» DATASET CONTENT
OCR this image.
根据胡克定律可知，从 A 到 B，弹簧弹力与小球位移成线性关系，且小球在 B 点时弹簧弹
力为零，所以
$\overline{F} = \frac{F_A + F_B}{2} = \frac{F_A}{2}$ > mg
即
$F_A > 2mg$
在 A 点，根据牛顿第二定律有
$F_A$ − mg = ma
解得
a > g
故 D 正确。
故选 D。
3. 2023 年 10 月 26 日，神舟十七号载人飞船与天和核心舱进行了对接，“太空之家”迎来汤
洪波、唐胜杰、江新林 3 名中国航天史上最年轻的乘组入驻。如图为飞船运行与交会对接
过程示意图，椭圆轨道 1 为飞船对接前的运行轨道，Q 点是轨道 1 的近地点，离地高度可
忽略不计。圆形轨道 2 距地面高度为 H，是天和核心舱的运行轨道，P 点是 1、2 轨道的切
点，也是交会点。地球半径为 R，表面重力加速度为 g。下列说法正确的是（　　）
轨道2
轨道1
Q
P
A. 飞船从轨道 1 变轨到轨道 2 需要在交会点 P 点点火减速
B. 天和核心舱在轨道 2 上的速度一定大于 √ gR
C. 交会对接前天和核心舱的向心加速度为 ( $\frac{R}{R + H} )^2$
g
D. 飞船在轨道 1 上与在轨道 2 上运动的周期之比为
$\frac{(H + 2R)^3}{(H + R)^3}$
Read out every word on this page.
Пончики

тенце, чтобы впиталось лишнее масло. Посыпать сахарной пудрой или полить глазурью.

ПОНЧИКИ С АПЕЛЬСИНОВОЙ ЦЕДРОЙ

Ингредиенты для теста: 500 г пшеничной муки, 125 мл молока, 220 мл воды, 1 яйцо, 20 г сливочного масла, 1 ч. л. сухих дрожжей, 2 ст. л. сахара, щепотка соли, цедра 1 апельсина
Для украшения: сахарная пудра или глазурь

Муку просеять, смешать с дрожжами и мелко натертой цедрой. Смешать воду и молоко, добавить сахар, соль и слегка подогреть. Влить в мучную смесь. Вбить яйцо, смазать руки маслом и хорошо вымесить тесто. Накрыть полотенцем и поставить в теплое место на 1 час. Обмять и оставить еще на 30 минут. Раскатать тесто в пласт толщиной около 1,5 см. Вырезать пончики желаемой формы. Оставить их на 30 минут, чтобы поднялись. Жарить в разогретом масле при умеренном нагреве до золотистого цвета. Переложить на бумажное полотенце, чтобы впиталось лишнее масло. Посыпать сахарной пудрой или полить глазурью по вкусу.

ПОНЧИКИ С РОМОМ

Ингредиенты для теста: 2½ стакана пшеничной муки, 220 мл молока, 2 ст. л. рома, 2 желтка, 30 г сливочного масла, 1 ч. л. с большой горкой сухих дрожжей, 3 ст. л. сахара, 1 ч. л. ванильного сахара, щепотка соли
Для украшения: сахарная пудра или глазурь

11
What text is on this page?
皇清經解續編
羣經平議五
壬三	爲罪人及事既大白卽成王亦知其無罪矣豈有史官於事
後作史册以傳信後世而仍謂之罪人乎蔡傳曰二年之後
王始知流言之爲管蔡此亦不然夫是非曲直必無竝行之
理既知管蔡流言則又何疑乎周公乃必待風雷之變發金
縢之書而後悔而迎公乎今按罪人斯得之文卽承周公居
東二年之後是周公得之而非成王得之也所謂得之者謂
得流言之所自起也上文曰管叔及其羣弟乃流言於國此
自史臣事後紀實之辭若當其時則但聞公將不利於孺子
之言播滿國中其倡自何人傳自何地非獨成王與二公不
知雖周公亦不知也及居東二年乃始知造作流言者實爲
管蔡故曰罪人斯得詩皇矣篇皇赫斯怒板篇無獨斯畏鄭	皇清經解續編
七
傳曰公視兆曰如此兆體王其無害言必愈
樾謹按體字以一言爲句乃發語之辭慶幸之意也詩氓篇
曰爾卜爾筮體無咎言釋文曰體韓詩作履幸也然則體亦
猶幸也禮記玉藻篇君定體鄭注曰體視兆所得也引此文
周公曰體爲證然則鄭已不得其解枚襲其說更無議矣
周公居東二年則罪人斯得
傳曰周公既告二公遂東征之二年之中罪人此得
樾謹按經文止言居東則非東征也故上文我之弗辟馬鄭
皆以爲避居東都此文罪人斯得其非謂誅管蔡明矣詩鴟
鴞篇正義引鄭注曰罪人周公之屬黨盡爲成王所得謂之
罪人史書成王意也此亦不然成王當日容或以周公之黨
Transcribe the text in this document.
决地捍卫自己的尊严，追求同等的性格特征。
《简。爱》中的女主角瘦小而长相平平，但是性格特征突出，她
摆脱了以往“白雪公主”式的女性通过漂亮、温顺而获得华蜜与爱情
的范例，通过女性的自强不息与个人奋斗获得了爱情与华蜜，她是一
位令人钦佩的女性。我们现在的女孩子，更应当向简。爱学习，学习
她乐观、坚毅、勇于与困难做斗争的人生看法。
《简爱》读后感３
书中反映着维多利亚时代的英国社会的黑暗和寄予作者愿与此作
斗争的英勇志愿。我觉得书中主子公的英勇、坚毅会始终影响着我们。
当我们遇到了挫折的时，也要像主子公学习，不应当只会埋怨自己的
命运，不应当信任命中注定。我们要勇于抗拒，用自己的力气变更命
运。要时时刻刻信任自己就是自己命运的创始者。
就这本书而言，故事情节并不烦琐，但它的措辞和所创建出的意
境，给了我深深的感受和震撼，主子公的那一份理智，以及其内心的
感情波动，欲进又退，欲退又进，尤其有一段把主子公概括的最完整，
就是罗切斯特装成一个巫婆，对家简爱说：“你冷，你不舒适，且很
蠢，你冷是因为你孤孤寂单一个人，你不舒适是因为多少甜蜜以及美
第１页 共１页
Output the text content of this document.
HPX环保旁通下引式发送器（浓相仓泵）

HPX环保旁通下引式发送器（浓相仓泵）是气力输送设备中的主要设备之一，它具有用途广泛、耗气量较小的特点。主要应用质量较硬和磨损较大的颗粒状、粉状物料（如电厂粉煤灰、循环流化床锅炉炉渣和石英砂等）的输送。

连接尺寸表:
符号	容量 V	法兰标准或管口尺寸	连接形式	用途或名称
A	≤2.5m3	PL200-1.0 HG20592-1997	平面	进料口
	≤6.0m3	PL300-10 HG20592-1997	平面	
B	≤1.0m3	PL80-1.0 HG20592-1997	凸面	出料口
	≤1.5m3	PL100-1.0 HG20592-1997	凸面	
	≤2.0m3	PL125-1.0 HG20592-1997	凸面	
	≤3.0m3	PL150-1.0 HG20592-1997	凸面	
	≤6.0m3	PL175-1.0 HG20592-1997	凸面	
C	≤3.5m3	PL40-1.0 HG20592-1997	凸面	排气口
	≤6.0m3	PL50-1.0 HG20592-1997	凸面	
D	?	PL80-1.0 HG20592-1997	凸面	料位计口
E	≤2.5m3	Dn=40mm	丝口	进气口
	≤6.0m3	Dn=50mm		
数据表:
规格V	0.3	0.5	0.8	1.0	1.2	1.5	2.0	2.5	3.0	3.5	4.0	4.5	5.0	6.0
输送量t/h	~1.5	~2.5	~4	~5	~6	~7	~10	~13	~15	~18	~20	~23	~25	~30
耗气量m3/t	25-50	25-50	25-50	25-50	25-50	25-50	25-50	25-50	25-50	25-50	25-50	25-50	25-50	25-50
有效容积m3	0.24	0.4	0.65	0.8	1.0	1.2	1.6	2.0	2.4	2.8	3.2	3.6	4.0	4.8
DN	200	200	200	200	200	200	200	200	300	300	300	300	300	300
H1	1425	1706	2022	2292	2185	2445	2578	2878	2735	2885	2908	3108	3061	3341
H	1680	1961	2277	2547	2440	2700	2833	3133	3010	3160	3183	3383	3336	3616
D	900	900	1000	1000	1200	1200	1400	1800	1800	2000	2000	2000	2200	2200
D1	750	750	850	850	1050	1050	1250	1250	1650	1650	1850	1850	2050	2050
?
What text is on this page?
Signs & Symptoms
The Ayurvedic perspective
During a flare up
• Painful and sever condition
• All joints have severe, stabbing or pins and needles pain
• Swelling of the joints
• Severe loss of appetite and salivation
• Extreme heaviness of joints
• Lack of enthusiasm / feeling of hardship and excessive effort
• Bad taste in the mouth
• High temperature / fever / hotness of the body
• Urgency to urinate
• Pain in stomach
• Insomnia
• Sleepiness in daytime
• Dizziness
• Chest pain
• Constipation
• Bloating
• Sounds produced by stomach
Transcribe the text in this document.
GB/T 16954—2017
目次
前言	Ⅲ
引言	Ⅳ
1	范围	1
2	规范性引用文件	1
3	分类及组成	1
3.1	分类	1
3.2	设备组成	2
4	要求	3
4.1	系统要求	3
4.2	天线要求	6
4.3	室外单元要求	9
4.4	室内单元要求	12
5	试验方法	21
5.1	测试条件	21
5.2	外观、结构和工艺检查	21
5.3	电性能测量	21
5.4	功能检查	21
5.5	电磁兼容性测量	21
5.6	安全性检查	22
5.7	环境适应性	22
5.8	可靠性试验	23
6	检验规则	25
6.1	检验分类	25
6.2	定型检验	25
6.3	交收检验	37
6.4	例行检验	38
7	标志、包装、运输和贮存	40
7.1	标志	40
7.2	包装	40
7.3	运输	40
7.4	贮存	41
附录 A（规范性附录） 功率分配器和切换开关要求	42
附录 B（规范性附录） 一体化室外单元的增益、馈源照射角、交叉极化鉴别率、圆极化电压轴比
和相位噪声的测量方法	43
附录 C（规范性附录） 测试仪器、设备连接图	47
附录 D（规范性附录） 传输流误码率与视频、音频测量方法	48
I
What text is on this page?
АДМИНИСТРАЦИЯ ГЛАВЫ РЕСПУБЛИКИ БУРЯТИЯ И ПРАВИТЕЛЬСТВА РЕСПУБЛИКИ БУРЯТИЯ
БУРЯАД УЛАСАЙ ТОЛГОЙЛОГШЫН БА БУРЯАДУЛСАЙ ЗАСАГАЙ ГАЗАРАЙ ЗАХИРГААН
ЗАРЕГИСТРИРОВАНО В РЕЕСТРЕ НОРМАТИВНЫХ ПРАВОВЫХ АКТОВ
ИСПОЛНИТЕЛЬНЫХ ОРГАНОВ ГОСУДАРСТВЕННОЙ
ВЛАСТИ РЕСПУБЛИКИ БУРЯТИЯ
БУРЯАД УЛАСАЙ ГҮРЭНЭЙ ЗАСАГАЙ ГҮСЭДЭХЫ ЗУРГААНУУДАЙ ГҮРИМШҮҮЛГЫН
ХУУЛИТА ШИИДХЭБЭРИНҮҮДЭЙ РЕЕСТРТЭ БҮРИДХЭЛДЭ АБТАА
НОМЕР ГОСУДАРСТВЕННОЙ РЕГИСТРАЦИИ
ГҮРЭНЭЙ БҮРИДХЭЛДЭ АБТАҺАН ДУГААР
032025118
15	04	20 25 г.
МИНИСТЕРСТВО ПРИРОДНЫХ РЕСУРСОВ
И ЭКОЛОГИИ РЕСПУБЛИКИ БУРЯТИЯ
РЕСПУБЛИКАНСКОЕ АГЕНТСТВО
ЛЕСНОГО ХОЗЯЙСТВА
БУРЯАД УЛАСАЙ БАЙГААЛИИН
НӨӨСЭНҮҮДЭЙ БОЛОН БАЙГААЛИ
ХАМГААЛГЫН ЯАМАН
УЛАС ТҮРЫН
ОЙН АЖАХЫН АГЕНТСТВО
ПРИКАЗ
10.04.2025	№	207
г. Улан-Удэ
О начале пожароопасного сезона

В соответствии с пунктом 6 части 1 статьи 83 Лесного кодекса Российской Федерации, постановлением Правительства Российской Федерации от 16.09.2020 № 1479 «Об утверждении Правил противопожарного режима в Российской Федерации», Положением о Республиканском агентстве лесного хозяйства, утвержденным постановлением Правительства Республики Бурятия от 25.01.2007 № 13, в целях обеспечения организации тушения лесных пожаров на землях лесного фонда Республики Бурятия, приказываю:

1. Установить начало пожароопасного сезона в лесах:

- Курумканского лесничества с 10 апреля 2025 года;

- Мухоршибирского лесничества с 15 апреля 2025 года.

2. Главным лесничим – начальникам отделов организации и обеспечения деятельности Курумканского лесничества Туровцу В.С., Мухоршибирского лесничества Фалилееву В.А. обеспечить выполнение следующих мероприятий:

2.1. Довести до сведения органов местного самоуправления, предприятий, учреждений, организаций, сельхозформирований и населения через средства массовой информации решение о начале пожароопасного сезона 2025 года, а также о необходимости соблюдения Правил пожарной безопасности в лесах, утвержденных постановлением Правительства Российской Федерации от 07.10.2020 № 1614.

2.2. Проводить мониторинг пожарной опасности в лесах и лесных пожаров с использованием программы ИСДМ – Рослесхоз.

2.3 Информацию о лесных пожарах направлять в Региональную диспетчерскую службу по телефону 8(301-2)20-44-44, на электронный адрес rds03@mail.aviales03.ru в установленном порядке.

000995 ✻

» WHAT YOU HAVE TO DO
Determine how many lines of the listing above hold the word "глазурью". Report that number without anything else.

» SOLUTION FOR THIS PROBLEM
2